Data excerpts
§ §

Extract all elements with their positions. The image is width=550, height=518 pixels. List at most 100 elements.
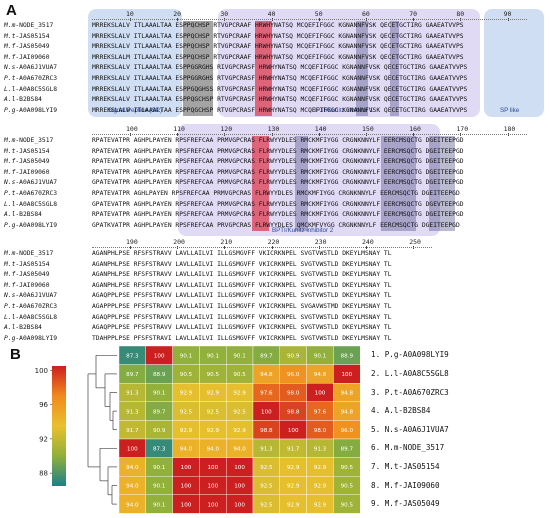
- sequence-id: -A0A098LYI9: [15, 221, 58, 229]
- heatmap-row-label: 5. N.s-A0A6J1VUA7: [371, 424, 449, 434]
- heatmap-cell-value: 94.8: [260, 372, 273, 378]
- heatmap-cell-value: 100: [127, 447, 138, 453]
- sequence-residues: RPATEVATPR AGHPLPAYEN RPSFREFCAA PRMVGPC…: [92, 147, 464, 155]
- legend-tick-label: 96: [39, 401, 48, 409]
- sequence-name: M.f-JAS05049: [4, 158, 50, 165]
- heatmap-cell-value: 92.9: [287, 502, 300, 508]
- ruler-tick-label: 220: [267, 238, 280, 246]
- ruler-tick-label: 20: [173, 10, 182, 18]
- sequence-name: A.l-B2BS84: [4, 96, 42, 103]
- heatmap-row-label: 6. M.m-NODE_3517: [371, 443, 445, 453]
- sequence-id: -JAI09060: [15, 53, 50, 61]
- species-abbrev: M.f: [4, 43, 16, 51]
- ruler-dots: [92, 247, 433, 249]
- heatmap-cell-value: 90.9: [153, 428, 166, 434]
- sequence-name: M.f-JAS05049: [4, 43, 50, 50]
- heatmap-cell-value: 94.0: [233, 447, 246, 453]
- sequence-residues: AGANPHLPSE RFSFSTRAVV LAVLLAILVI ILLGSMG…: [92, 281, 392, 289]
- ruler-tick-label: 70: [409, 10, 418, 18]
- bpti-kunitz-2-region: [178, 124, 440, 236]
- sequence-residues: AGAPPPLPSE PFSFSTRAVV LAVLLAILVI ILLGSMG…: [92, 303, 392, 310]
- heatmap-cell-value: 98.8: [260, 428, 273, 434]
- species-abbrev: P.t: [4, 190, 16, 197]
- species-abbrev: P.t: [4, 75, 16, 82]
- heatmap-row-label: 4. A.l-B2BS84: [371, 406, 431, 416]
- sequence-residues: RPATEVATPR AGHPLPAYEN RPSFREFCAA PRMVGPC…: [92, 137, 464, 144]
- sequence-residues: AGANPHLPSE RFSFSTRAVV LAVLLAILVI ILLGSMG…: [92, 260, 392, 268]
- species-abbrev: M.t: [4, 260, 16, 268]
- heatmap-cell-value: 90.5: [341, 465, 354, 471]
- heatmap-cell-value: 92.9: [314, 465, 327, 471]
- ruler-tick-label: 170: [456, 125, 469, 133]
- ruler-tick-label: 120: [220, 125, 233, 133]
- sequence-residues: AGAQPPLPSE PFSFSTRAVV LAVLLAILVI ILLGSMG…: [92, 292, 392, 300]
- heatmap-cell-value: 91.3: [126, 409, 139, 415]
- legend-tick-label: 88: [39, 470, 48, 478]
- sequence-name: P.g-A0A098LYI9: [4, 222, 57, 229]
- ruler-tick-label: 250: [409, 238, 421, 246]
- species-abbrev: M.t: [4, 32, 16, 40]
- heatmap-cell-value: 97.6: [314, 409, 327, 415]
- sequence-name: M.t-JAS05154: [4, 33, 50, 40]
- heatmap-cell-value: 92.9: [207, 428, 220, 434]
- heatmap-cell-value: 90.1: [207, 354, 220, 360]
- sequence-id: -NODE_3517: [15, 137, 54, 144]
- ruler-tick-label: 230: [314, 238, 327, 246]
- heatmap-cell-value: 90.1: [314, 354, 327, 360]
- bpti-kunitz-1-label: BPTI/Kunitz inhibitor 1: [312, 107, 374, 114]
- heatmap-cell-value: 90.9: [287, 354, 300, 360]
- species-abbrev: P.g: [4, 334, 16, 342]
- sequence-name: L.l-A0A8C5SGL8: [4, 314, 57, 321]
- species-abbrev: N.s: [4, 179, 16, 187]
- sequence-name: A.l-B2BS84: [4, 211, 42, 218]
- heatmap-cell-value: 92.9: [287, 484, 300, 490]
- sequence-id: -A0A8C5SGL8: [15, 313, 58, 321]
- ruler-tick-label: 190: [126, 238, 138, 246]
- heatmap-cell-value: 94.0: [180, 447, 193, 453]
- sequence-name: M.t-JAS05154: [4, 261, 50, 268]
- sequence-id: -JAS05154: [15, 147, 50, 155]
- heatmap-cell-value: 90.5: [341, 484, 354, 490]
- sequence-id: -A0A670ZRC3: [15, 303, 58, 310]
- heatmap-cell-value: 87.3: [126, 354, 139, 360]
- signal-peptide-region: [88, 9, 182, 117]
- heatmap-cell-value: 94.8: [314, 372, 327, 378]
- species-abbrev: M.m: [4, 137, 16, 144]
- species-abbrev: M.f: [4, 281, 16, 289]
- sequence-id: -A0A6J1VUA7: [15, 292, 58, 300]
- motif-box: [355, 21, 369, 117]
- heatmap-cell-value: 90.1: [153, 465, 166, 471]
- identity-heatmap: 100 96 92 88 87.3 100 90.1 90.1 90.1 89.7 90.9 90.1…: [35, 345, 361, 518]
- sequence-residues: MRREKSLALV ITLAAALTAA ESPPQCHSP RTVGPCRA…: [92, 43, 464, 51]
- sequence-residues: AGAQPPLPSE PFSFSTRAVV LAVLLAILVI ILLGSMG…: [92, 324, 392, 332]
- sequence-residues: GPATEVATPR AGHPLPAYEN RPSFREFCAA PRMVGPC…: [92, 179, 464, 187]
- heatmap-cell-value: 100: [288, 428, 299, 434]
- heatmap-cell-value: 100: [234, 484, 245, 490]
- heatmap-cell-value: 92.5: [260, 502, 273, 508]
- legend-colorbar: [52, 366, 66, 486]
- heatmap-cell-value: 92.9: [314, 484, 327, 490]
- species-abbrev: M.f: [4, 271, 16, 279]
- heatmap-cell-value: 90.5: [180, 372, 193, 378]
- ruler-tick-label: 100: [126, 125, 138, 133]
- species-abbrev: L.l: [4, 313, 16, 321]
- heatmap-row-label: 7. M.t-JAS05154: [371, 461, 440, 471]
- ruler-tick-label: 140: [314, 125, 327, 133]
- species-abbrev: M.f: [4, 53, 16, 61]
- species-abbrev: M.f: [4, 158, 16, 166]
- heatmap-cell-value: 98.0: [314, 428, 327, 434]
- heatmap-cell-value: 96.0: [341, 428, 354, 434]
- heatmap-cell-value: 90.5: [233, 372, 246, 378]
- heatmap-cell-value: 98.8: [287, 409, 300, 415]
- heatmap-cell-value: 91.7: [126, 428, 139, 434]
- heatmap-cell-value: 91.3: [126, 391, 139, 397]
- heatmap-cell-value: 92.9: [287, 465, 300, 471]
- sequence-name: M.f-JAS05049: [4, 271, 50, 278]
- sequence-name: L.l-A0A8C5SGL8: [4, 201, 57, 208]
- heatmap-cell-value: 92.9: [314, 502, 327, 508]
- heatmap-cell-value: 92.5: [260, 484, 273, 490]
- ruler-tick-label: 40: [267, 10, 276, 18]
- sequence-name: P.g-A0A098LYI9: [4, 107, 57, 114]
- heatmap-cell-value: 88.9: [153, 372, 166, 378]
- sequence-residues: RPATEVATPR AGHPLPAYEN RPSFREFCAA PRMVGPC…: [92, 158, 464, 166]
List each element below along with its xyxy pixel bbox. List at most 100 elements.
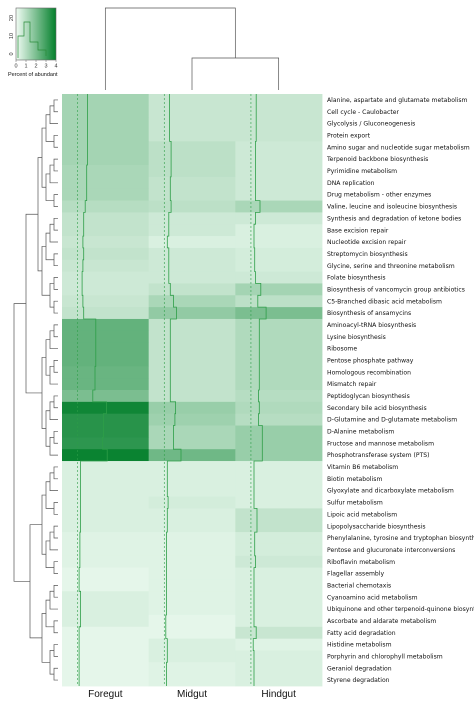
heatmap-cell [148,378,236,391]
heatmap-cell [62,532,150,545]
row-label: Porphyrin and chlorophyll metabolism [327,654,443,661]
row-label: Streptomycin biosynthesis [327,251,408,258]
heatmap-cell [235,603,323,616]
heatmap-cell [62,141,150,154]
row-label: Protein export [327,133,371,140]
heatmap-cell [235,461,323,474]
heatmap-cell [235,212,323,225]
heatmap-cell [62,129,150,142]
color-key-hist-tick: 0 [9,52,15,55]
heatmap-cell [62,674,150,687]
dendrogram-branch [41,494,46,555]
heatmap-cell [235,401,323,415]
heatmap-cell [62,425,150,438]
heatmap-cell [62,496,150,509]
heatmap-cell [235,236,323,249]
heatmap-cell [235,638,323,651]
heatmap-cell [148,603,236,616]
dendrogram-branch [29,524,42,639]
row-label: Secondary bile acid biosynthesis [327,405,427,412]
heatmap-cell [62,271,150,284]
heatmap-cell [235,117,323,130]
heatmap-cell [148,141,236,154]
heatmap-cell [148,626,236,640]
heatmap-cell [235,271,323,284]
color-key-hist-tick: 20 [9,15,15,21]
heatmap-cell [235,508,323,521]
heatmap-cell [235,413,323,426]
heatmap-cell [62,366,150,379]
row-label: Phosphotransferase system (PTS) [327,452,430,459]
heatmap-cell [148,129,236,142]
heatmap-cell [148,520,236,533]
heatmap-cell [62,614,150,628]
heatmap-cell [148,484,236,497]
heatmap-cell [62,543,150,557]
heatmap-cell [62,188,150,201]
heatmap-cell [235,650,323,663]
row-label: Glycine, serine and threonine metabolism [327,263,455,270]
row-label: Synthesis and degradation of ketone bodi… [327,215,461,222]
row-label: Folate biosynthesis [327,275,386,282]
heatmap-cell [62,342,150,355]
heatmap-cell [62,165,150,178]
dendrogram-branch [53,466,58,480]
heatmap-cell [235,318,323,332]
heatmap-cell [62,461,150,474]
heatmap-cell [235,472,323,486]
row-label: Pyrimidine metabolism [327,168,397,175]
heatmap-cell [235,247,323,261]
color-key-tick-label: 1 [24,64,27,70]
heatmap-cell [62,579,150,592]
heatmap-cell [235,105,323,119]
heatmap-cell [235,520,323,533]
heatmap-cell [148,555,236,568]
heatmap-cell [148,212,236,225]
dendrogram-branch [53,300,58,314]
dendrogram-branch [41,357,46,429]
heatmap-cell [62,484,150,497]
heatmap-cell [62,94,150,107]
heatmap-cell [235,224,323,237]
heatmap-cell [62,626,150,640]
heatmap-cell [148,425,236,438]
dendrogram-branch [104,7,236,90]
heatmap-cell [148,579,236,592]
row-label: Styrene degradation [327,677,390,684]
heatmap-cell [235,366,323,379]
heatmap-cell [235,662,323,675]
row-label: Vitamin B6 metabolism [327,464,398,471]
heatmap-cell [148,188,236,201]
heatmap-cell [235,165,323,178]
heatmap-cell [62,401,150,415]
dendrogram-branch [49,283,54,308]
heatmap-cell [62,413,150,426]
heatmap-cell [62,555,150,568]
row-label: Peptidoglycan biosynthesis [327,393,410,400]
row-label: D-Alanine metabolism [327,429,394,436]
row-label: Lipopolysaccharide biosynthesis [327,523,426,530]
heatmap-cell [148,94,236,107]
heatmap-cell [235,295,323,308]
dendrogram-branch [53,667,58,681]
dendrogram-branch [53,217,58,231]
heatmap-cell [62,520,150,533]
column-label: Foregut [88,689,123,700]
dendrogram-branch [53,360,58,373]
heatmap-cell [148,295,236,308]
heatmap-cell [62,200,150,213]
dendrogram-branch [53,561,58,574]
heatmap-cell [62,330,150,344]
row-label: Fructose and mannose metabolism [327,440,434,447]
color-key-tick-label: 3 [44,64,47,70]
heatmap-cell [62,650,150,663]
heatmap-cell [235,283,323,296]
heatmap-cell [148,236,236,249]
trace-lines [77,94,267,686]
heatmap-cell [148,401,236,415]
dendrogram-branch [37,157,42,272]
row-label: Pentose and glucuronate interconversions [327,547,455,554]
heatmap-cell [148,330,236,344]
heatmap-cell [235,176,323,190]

§ §

In the data above, copy every line where the string "LAVLLAILVI" appears.

- sequence-residues: AGANPHLPSE RFSFSTRAVV LAVLLAILVI ILLGSMG…: [92, 281, 392, 289]
- sequence-residues: AGAPPPLPSE PFSFSTRAVV LAVLLAILVI ILLGSMG…: [92, 303, 392, 310]
- sequence-residues: AGANPHLPSE RFSFSTRAVV LAVLLAILVI ILLGSMG…: [92, 260, 392, 268]
- sequence-residues: AGAQPPLPSE PFSFSTRAVV LAVLLAILVI ILLGSMG…: [92, 292, 392, 300]
- sequence-residues: AGAQPPLPSE PFSFSTRAVV LAVLLAILVI ILLGSMG…: [92, 324, 392, 332]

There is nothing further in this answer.